Write out each record again exactly as it stands.

--- begin STORED DATA ---

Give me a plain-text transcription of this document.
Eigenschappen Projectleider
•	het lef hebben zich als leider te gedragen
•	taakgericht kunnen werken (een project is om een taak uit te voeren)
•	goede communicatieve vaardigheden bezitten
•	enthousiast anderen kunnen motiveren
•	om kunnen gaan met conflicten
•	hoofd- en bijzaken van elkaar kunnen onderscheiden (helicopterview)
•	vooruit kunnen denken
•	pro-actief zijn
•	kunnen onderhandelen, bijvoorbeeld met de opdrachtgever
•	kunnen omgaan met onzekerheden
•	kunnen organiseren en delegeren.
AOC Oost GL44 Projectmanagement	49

--- end STORED DATA ---

### EXERCISE ANSWER
Give me a plain-text transcription of this document.
Eigenschappen Projectleider
•	het lef hebben zich als leider te gedragen
•	taakgericht kunnen werken (een project is om een taak uit te voeren)
•	goede communicatieve vaardigheden bezitten
•	enthousiast anderen kunnen motiveren
•	om kunnen gaan met conflicten
•	hoofd- en bijzaken van elkaar kunnen onderscheiden (helicopterview)
•	vooruit kunnen denken
•	pro-actief zijn
•	kunnen onderhandelen, bijvoorbeeld met de opdrachtgever
•	kunnen omgaan met onzekerheden
•	kunnen organiseren en delegeren.
AOC Oost GL44 Projectmanagement	49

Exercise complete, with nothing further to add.